### TEXTE DE LECTURE:
- - -

Pourquoi êtes-vous athée ?
Loyla Leroux
Membre du conseil d'administration de l'AHQ
Loyola Leroux a enseigné la philosophie pendant 36 années au Cégep de Saint-Jérôme; baccalauréat en philosophie (UQAM)
Cet article est paru sur le blogue de P.Z. Myers « Pharyngula » suite à sa participation à la conférence Athée sans frontières de Montréal. J’ai trouvé ce texte très pertinent et j’ai pris l’initiative de le traduire afin de le partager avec vous. J’espère que vous le trouverez aussi intéressant que moi.
Michel Pion
Encore une fois, j’ai fait la démonstration de ma capacité à me faire détester. Seulement cette fois-ci ce n’est pas une bande de fanatiques religieux qui m’ont traité de tous les noms. Oh que non! Cette fois j’ai réussi l’exploit de me mettre à dos un groupe d’athées. Ça fait mal! En fait, pour être honnête, pas tant que ça. L’ire des athées s’est déchainée contre moi sur You Tube et Twitter, à la suite de la diffusion récente de ma conférence à Montréal (Athées sans frontières en octobre dernier). J’ai fait un petit aparté durant ma causerie où je déplore les « athées de dictionnaires », allant même jusqu’à dire que je déteste ces gens, parce que je les trouve superficiels. Apparemment, certaines personnes s’identifient à ce genre d’athéisme vide de sens, parce qu’ils se sont sentis visés personnellement et cela les a manifestement contrariés. Je me suis posé la question. Devrais-je me rétracter et présenter des excuses et peut-être réviser mon opinion sur ce sous-ensemble de la communauté athée? Suis-je allé trop loin? Ouuuu..non. Évidemment cela demande une réponse. Je pense que j’ai besoin de résumer tout ce qui m’agace sur l’athéisme et que je souhaiterais que les gens arrêtent de faire. Apparemment je n’ai pas encore insulté suffisamment d’athées. Donc allons-y et essayons de faire ch.… tout le monde! Ce sera amusant! Alors, voici ma liste.

- - -

### ENTRÉES:
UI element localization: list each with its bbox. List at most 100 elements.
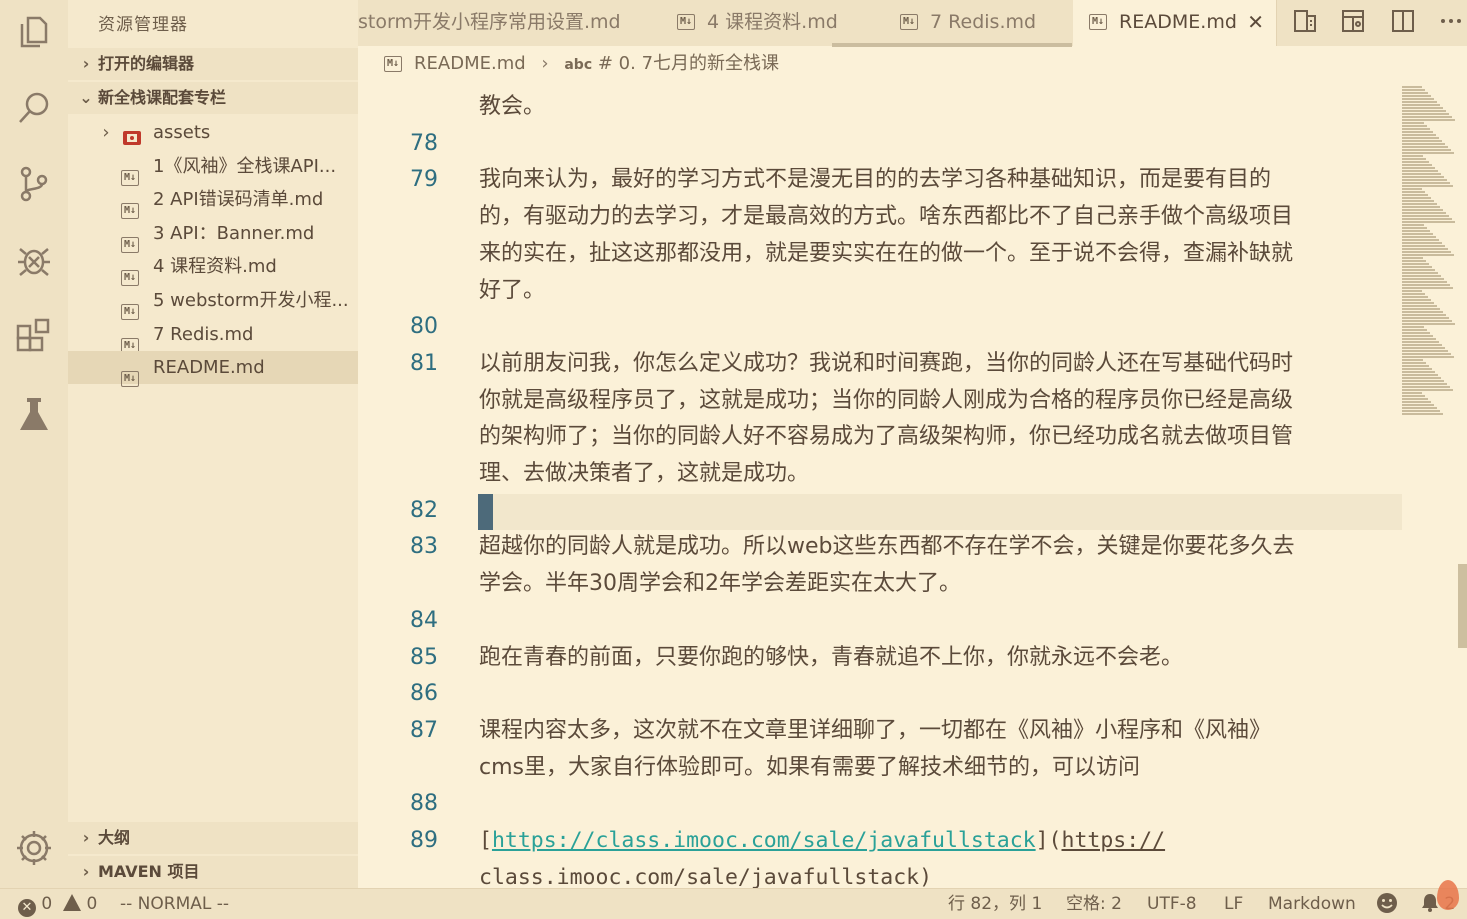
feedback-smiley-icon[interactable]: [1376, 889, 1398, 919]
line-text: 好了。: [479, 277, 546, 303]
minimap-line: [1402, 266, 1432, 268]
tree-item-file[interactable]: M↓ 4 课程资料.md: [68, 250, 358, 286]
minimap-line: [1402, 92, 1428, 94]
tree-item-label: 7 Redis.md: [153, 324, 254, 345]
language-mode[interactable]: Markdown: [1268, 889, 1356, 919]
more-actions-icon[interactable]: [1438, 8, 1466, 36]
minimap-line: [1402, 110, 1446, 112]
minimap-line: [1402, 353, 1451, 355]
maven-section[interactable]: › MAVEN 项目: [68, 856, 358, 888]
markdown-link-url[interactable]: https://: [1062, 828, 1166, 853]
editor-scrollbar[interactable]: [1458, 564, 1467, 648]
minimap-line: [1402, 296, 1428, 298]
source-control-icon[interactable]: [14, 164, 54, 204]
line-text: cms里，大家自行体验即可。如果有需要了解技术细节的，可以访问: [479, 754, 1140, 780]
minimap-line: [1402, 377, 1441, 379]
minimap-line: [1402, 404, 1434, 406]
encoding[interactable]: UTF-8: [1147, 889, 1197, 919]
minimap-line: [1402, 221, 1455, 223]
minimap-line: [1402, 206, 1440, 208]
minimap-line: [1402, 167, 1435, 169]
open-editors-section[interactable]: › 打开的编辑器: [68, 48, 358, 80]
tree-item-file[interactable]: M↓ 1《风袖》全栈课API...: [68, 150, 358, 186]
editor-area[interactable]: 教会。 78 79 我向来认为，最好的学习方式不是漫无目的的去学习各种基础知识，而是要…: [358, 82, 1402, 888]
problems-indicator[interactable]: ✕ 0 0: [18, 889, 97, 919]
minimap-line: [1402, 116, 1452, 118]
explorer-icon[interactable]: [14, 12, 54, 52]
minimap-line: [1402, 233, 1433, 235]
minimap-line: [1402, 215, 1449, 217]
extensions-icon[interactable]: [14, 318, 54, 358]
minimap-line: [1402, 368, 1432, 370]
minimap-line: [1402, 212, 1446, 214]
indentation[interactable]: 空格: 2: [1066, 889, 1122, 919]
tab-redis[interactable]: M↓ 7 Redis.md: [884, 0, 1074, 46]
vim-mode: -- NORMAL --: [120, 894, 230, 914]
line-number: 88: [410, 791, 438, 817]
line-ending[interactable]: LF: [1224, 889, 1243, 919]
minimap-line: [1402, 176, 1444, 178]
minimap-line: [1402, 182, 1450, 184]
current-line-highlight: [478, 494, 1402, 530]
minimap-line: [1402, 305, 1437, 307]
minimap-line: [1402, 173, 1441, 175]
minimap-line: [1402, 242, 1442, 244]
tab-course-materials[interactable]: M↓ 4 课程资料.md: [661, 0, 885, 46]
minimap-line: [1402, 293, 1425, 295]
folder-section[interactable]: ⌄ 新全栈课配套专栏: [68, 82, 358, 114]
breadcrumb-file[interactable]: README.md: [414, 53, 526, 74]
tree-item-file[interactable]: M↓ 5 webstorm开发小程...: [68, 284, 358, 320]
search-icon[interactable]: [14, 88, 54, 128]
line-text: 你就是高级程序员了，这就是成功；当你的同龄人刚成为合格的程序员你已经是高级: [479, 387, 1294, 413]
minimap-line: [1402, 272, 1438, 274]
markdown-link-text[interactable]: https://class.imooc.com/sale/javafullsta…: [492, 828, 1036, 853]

- - -

### CONSIGNE:
D'après le texte sur l'athéisme, sur quelles plateformes la colère des athées s'est-elle déchaînée contre l'auteur ? Répondez en vous appuyant uniquement sur le texte sur l'athéisme.

### RÉSULTAT:
Sur You Tube et Twitter.